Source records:
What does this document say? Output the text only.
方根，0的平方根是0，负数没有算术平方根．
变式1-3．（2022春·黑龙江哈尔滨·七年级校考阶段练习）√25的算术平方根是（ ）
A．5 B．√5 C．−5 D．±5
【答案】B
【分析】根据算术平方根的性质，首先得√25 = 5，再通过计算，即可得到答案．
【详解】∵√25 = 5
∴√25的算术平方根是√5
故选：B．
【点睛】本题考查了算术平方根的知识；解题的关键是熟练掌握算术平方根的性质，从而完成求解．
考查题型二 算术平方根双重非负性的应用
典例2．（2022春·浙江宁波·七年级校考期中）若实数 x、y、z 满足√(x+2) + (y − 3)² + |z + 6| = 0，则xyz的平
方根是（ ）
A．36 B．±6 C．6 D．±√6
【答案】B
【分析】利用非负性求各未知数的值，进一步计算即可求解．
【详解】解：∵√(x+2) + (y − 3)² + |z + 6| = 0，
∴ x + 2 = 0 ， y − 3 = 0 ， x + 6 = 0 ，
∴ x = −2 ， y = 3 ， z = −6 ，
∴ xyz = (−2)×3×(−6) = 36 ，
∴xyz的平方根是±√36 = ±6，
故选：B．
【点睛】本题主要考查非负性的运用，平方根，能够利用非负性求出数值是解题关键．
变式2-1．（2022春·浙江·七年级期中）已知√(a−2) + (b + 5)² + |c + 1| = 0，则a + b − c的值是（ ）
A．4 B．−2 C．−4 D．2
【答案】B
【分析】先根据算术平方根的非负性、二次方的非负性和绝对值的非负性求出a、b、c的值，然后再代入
...
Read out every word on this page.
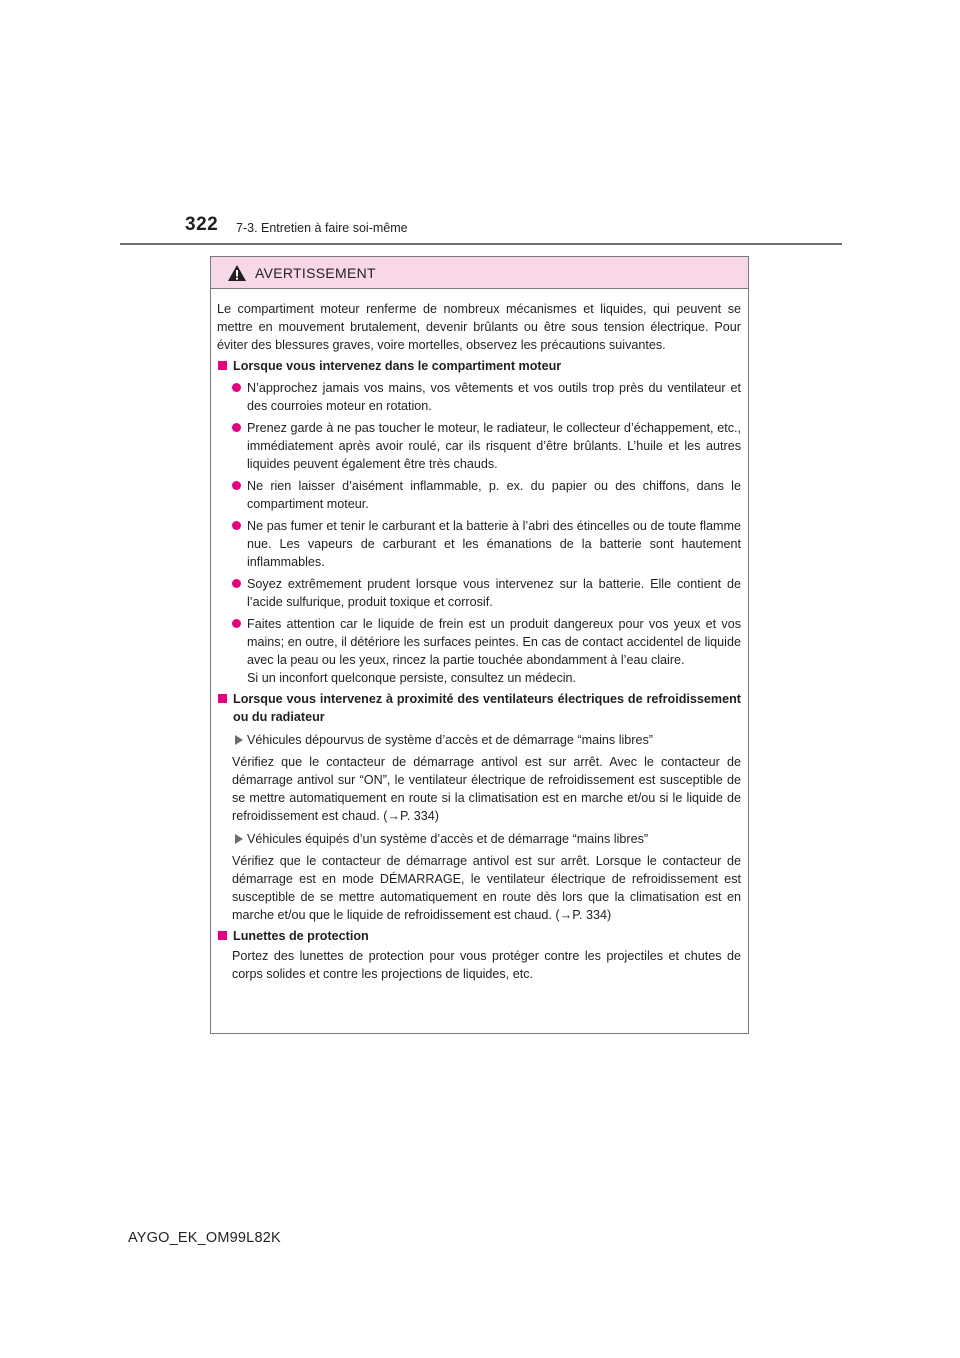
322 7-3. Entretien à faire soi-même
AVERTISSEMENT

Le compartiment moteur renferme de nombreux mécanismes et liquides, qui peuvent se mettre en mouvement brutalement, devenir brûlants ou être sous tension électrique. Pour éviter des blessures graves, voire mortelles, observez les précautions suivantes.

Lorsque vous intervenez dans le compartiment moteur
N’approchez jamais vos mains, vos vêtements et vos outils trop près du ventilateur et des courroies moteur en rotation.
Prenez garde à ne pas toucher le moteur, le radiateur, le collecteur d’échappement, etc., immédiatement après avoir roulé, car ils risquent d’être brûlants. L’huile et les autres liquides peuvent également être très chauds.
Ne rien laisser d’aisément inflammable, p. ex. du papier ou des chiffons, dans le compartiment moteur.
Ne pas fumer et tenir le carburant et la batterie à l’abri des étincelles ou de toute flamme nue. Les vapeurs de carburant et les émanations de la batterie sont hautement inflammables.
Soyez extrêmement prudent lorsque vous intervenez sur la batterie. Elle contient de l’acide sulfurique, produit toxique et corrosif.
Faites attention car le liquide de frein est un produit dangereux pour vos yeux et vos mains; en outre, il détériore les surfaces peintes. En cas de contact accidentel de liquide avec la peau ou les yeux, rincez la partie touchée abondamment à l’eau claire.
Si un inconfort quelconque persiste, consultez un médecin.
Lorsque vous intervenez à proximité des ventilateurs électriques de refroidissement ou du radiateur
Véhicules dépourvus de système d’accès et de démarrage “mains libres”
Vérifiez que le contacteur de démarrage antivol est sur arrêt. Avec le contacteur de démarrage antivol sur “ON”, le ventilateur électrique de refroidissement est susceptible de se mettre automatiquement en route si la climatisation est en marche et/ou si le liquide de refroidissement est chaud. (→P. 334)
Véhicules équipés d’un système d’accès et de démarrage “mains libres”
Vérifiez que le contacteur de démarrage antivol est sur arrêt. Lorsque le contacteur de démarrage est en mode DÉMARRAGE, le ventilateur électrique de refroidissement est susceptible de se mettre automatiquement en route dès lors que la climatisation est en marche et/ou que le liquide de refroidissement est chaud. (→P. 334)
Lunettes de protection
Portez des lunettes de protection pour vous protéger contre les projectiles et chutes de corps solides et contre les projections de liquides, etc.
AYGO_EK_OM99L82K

What you need to do: Identify every line above with the string "refroidissement" in it. Copy those lines.

The solution:
Lorsque vous intervenez à proximité des ventilateurs électriques de refroidissement ou du radiateur
Vérifiez que le contacteur de démarrage antivol est sur arrêt. Avec le contacteur de démarrage antivol sur “ON”, le ventilateur électrique de refroidissement est susceptible de se mettre automatiquement en route si la climatisation est en marche et/ou si le liquide de refroidissement est chaud. (→P. 334)
Vérifiez que le contacteur de démarrage antivol est sur arrêt. Lorsque le contacteur de démarrage est en mode DÉMARRAGE, le ventilateur électrique de refroidissement est susceptible de se mettre automatiquement en route dès lors que la climatisation est en marche et/ou que le liquide de refroidissement est chaud. (→P. 334)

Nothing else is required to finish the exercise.